Start RAW RECORDS

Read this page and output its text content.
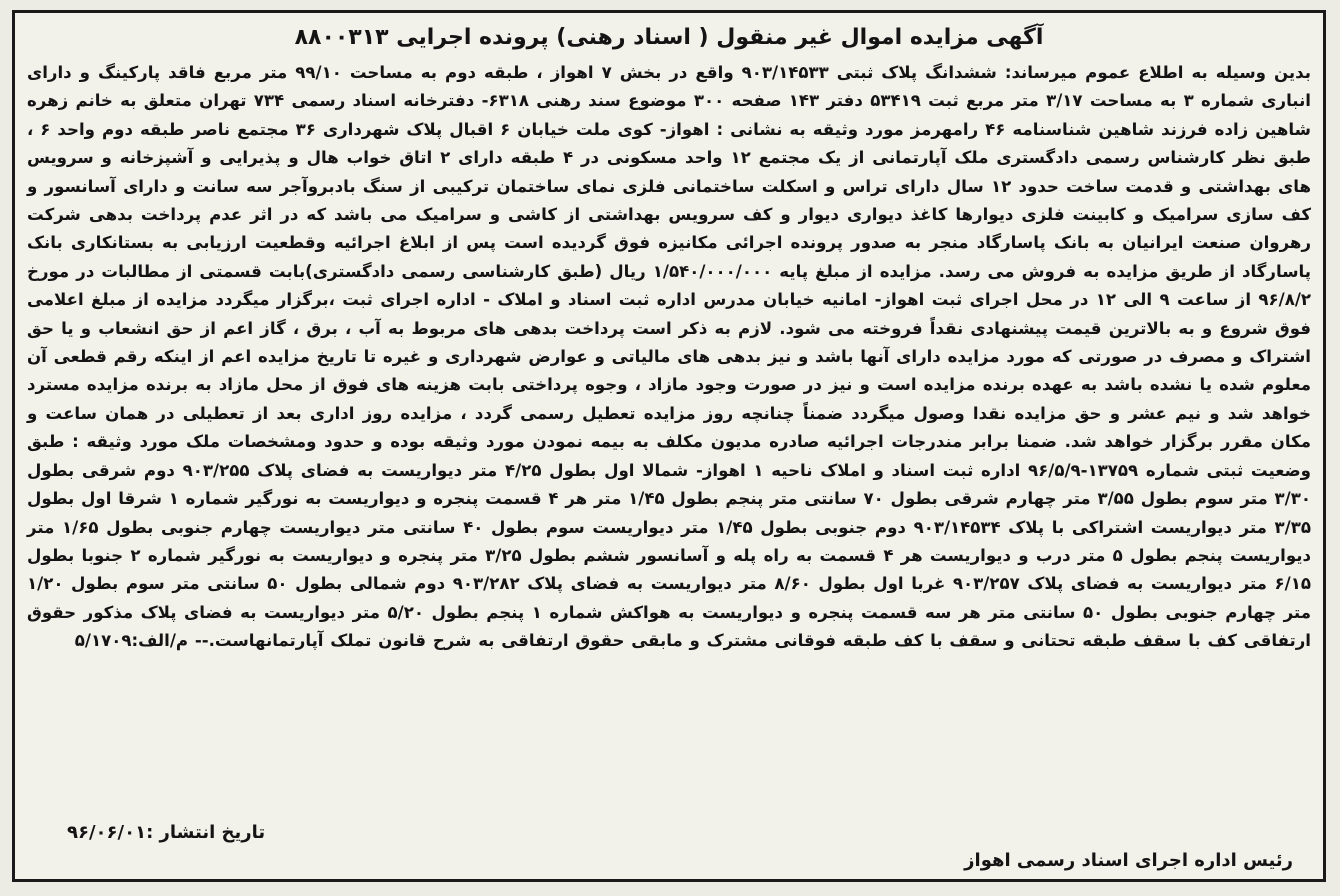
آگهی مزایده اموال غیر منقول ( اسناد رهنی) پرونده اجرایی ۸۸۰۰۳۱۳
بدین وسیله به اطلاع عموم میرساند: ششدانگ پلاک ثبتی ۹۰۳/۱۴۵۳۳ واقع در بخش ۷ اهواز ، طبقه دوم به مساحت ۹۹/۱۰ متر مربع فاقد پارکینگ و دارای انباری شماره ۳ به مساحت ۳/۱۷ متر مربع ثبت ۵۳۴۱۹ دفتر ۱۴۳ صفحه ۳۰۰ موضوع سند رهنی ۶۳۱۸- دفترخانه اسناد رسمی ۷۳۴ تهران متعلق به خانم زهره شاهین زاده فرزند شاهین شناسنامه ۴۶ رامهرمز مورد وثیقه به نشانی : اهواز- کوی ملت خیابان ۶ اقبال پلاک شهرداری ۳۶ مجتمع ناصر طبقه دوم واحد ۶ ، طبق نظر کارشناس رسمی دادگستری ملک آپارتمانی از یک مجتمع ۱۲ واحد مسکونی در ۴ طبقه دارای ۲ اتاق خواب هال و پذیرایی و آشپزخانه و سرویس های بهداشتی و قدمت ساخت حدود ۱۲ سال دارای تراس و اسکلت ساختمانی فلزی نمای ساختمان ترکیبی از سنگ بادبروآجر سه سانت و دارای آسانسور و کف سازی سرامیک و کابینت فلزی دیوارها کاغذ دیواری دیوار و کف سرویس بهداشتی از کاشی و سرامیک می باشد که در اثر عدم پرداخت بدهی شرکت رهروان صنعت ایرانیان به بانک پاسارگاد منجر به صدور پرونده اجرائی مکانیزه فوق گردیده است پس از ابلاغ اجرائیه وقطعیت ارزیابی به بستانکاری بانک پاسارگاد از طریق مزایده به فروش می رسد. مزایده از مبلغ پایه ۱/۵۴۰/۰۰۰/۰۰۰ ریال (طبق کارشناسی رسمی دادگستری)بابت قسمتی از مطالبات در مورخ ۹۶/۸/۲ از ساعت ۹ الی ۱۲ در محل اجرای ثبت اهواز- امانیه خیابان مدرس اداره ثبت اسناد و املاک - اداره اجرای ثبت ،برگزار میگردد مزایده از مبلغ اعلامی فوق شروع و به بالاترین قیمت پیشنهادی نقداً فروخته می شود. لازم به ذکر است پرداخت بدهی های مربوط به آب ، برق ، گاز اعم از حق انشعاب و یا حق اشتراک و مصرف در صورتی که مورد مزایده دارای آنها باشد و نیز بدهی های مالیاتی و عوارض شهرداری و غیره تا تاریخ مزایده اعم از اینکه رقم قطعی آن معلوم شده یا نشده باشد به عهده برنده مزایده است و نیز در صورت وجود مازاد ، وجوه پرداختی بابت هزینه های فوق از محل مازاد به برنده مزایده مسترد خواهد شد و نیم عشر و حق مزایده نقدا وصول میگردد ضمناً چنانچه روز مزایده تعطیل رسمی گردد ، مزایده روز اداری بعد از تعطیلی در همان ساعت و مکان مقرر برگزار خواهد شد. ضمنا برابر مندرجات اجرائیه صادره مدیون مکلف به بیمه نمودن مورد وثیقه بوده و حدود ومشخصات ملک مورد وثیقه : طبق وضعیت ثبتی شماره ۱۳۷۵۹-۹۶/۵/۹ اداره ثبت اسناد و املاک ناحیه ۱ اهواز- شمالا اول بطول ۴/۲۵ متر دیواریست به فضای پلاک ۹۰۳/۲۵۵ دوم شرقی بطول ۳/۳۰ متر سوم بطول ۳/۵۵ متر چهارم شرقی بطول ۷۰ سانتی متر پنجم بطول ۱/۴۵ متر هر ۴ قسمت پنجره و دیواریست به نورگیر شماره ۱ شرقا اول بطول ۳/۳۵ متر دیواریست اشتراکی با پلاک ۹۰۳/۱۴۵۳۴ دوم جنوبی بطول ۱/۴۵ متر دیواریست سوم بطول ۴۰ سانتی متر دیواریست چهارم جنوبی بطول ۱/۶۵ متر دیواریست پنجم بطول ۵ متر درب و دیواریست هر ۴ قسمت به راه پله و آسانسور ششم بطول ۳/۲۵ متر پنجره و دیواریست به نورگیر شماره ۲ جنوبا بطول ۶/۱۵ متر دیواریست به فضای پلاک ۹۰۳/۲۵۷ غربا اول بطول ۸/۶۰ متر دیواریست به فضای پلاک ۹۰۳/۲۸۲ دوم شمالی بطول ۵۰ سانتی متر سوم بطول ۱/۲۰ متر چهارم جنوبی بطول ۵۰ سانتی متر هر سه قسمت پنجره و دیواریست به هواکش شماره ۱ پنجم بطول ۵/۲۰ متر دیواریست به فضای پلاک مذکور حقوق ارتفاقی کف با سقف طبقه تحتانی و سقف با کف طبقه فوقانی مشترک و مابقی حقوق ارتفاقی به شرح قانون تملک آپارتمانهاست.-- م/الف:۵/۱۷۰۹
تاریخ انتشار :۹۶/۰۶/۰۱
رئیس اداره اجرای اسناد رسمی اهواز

End RAW RECORDS
Start RAW RECORDS

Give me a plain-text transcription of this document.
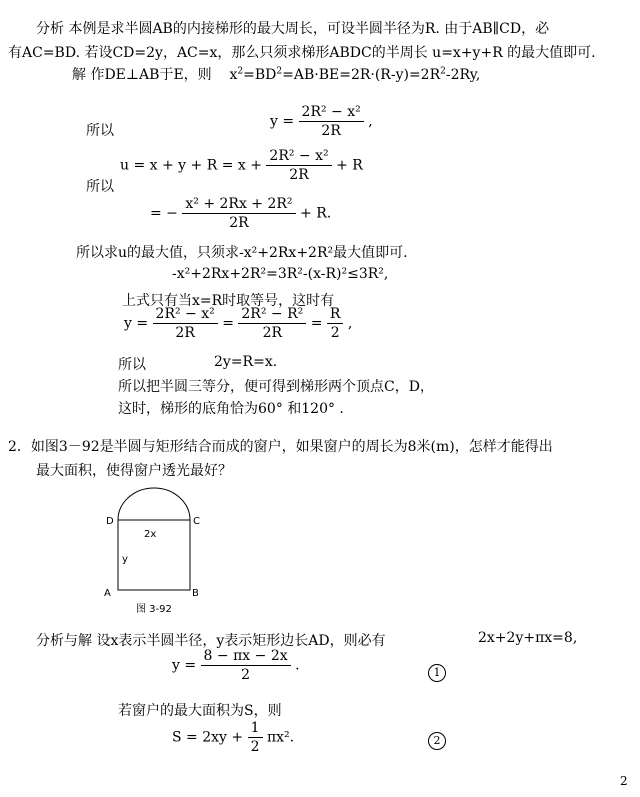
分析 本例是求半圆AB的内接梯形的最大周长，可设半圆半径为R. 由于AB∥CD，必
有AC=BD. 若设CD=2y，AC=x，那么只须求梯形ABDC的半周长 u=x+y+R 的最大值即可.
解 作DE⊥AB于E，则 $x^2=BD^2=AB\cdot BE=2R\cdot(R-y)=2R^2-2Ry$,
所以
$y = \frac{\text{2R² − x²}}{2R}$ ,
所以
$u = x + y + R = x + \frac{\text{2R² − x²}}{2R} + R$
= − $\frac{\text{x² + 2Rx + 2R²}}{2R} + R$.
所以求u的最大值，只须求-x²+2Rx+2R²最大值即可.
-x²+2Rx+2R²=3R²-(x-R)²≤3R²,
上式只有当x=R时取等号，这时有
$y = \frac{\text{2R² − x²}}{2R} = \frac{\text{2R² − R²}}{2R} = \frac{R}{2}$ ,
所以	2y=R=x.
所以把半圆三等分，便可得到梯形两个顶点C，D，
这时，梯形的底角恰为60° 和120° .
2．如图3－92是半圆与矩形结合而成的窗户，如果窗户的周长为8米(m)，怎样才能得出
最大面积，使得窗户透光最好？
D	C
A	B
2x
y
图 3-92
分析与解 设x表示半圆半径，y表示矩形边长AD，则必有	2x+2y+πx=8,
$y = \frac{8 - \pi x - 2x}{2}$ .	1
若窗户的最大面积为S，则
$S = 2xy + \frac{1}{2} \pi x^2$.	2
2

End RAW RECORDS
Start RAW RECORDS

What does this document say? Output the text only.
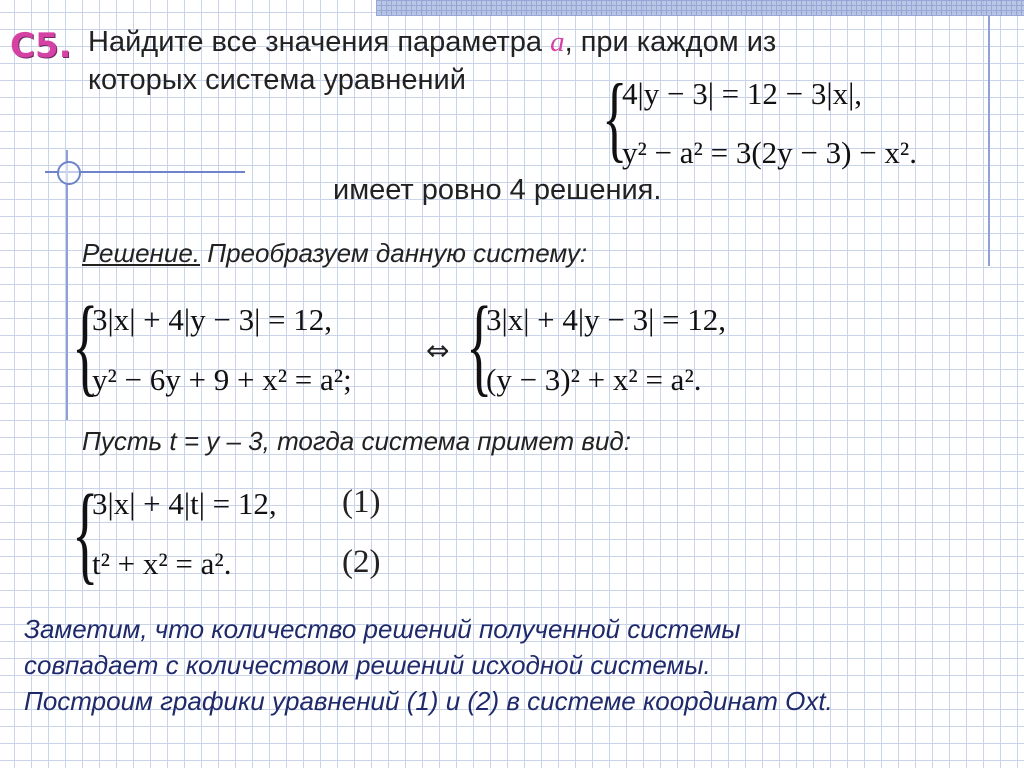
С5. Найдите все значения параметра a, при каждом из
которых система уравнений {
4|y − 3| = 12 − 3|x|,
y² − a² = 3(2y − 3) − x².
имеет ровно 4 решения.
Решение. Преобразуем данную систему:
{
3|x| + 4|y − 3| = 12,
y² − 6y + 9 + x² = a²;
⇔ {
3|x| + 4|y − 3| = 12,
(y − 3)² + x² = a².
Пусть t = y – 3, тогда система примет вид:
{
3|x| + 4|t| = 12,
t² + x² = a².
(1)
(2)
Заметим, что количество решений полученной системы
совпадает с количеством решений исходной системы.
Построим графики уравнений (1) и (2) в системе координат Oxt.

End RAW RECORDS

> REQUEST
Tally the lines in the listing that hold "уравнений" and report the number alone.

> FINISHED ANSWER
2